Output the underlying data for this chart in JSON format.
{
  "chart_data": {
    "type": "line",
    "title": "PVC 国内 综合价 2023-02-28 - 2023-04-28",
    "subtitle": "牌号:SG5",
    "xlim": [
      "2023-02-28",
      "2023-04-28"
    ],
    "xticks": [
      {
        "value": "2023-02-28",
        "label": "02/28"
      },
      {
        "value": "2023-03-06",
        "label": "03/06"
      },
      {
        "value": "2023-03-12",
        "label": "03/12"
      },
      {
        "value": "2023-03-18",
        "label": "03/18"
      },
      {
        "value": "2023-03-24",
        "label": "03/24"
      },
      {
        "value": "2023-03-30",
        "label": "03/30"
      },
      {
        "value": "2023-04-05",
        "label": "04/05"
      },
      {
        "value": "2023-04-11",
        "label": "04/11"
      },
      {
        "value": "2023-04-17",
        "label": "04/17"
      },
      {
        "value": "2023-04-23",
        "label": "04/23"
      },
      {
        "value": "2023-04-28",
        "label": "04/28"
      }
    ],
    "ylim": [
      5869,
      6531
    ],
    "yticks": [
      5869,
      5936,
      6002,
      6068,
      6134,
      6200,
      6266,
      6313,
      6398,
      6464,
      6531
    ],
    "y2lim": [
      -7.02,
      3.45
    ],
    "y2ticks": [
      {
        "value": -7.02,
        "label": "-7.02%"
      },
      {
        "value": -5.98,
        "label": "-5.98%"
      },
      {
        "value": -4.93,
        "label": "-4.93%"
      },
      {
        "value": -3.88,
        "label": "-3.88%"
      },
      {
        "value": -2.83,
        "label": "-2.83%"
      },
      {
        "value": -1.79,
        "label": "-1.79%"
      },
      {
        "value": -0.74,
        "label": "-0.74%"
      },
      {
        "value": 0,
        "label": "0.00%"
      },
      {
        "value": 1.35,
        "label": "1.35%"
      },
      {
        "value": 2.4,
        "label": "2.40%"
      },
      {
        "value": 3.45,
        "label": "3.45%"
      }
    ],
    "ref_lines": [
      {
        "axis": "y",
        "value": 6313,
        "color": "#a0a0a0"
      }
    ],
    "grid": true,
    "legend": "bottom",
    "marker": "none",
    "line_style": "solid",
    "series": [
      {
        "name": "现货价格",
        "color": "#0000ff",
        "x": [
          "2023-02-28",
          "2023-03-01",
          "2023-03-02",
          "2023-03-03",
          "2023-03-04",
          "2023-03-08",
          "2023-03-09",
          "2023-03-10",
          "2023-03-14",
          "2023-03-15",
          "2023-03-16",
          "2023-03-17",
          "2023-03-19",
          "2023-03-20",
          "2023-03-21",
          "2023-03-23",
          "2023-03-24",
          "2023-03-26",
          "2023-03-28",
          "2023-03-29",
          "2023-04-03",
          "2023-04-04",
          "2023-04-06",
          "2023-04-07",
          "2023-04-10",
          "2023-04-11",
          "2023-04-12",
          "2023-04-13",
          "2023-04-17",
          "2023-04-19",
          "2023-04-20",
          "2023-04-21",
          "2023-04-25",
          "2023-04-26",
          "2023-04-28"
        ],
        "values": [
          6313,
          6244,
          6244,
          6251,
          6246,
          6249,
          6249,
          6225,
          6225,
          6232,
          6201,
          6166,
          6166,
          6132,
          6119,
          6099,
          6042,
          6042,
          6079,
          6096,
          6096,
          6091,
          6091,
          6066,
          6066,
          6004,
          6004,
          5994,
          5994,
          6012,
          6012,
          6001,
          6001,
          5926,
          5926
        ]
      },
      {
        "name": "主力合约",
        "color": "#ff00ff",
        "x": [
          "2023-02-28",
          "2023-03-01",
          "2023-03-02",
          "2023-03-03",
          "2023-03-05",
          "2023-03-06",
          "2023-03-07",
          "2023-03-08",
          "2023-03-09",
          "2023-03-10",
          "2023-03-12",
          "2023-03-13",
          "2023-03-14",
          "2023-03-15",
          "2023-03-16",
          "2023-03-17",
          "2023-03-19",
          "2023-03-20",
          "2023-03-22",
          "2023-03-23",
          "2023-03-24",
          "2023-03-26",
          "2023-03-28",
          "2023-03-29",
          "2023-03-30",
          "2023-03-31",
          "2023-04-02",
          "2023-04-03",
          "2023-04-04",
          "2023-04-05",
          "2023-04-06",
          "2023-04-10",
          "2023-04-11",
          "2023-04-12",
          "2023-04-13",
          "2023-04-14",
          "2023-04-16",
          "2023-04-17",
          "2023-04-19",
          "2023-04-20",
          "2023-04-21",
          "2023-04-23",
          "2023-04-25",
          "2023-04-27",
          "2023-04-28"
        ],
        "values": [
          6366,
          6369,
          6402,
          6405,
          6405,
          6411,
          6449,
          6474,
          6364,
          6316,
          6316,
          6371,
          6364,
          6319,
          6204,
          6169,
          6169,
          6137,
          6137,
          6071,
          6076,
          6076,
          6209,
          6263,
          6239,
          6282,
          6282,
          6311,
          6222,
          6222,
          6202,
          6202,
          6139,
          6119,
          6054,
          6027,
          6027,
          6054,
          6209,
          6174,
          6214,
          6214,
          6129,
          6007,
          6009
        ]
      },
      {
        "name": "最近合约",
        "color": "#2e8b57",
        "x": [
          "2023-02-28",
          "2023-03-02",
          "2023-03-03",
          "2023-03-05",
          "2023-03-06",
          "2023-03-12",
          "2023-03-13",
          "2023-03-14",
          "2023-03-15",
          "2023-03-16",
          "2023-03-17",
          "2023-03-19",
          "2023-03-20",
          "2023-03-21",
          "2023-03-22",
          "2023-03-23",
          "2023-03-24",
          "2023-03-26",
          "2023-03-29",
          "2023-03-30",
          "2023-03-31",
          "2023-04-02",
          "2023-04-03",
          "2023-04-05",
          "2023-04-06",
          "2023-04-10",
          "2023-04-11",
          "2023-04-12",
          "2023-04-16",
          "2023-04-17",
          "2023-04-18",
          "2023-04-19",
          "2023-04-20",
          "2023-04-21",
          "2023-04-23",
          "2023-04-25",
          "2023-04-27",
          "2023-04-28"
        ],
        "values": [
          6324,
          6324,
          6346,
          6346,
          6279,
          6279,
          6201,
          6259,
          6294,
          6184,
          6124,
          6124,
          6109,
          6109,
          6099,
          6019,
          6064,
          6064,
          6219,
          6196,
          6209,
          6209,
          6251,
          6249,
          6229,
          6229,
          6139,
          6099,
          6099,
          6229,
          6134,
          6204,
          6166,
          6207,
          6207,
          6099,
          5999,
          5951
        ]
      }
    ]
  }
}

■ **DO THIS**: Reproduce the material above without altering a single character.

■ **PROBLEM SOLUTION**:
Output the underlying data for this chart in JSON format.
{
  "chart_data": {
    "type": "line",
    "title": "PVC 国内 综合价 2023-02-28 - 2023-04-28",
    "subtitle": "牌号:SG5",
    "xlim": [
      "2023-02-28",
      "2023-04-28"
    ],
    "xticks": [
      {
        "value": "2023-02-28",
        "label": "02/28"
      },
      {
        "value": "2023-03-06",
        "label": "03/06"
      },
      {
        "value": "2023-03-12",
        "label": "03/12"
      },
      {
        "value": "2023-03-18",
        "label": "03/18"
      },
      {
        "value": "2023-03-24",
        "label": "03/24"
      },
      {
        "value": "2023-03-30",
        "label": "03/30"
      },
      {
        "value": "2023-04-05",
        "label": "04/05"
      },
      {
        "value": "2023-04-11",
        "label": "04/11"
      },
      {
        "value": "2023-04-17",
        "label": "04/17"
      },
      {
        "value": "2023-04-23",
        "label": "04/23"
      },
      {
        "value": "2023-04-28",
        "label": "04/28"
      }
    ],
    "ylim": [
      5869,
      6531
    ],
    "yticks": [
      5869,
      5936,
      6002,
      6068,
      6134,
      6200,
      6266,
      6313,
      6398,
      6464,
      6531
    ],
    "y2lim": [
      -7.02,
      3.45
    ],
    "y2ticks": [
      {
        "value": -7.02,
        "label": "-7.02%"
      },
      {
        "value": -5.98,
        "label": "-5.98%"
      },
      {
        "value": -4.93,
        "label": "-4.93%"
      },
      {
        "value": -3.88,
        "label": "-3.88%"
      },
      {
        "value": -2.83,
        "label": "-2.83%"
      },
      {
        "value": -1.79,
        "label": "-1.79%"
      },
      {
        "value": -0.74,
        "label": "-0.74%"
      },
      {
        "value": 0,
        "label": "0.00%"
      },
      {
        "value": 1.35,
        "label": "1.35%"
      },
      {
        "value": 2.4,
        "label": "2.40%"
      },
      {
        "value": 3.45,
        "label": "3.45%"
      }
    ],
    "ref_lines": [
      {
        "axis": "y",
        "value": 6313,
        "color": "#a0a0a0"
      }
    ],
    "grid": true,
    "legend": "bottom",
    "marker": "none",
    "line_style": "solid",
    "series": [
      {
        "name": "现货价格",
        "color": "#0000ff",
        "x": [
          "2023-02-28",
          "2023-03-01",
          "2023-03-02",
          "2023-03-03",
          "2023-03-04",
          "2023-03-08",
          "2023-03-09",
          "2023-03-10",
          "2023-03-14",
          "2023-03-15",
          "2023-03-16",
          "2023-03-17",
          "2023-03-19",
          "2023-03-20",
          "2023-03-21",
          "2023-03-23",
          "2023-03-24",
          "2023-03-26",
          "2023-03-28",
          "2023-03-29",
          "2023-04-03",
          "2023-04-04",
          "2023-04-06",
          "2023-04-07",
          "2023-04-10",
          "2023-04-11",
          "2023-04-12",
          "2023-04-13",
          "2023-04-17",
          "2023-04-19",
          "2023-04-20",
          "2023-04-21",
          "2023-04-25",
          "2023-04-26",
          "2023-04-28"
        ],
        "values": [
          6313,
          6244,
          6244,
          6251,
          6246,
          6249,
          6249,
          6225,
          6225,
          6232,
          6201,
          6166,
          6166,
          6132,
          6119,
          6099,
          6042,
          6042,
          6079,
          6096,
          6096,
          6091,
          6091,
          6066,
          6066,
          6004,
          6004,
          5994,
          5994,
          6012,
          6012,
          6001,
          6001,
          5926,
          5926
        ]
      },
      {
        "name": "主力合约",
        "color": "#ff00ff",
        "x": [
          "2023-02-28",
          "2023-03-01",
          "2023-03-02",
          "2023-03-03",
          "2023-03-05",
          "2023-03-06",
          "2023-03-07",
          "2023-03-08",
          "2023-03-09",
          "2023-03-10",
          "2023-03-12",
          "2023-03-13",
          "2023-03-14",
          "2023-03-15",
          "2023-03-16",
          "2023-03-17",
          "2023-03-19",
          "2023-03-20",
          "2023-03-22",
          "2023-03-23",
          "2023-03-24",
          "2023-03-26",
          "2023-03-28",
          "2023-03-29",
          "2023-03-30",
          "2023-03-31",
          "2023-04-02",
          "2023-04-03",
          "2023-04-04",
          "2023-04-05",
          "2023-04-06",
          "2023-04-10",
          "2023-04-11",
          "2023-04-12",
          "2023-04-13",
          "2023-04-14",
          "2023-04-16",
          "2023-04-17",
          "2023-04-19",
          "2023-04-20",
          "2023-04-21",
          "2023-04-23",
          "2023-04-25",
          "2023-04-27",
          "2023-04-28"
        ],
        "values": [
          6366,
          6369,
          6402,
          6405,
          6405,
          6411,
          6449,
          6474,
          6364,
          6316,
          6316,
          6371,
          6364,
          6319,
          6204,
          6169,
          6169,
          6137,
          6137,
          6071,
          6076,
          6076,
          6209,
          6263,
          6239,
          6282,
          6282,
          6311,
          6222,
          6222,
          6202,
          6202,
          6139,
          6119,
          6054,
          6027,
          6027,
          6054,
          6209,
          6174,
          6214,
          6214,
          6129,
          6007,
          6009
        ]
      },
      {
        "name": "最近合约",
        "color": "#2e8b57",
        "x": [
          "2023-02-28",
          "2023-03-02",
          "2023-03-03",
          "2023-03-05",
          "2023-03-06",
          "2023-03-12",
          "2023-03-13",
          "2023-03-14",
          "2023-03-15",
          "2023-03-16",
          "2023-03-17",
          "2023-03-19",
          "2023-03-20",
          "2023-03-21",
          "2023-03-22",
          "2023-03-23",
          "2023-03-24",
          "2023-03-26",
          "2023-03-29",
          "2023-03-30",
          "2023-03-31",
          "2023-04-02",
          "2023-04-03",
          "2023-04-05",
          "2023-04-06",
          "2023-04-10",
          "2023-04-11",
          "2023-04-12",
          "2023-04-16",
          "2023-04-17",
          "2023-04-18",
          "2023-04-19",
          "2023-04-20",
          "2023-04-21",
          "2023-04-23",
          "2023-04-25",
          "2023-04-27",
          "2023-04-28"
        ],
        "values": [
          6324,
          6324,
          6346,
          6346,
          6279,
          6279,
          6201,
          6259,
          6294,
          6184,
          6124,
          6124,
          6109,
          6109,
          6099,
          6019,
          6064,
          6064,
          6219,
          6196,
          6209,
          6209,
          6251,
          6249,
          6229,
          6229,
          6139,
          6099,
          6099,
          6229,
          6134,
          6204,
          6166,
          6207,
          6207,
          6099,
          5999,
          5951
        ]
      }
    ]
  }
}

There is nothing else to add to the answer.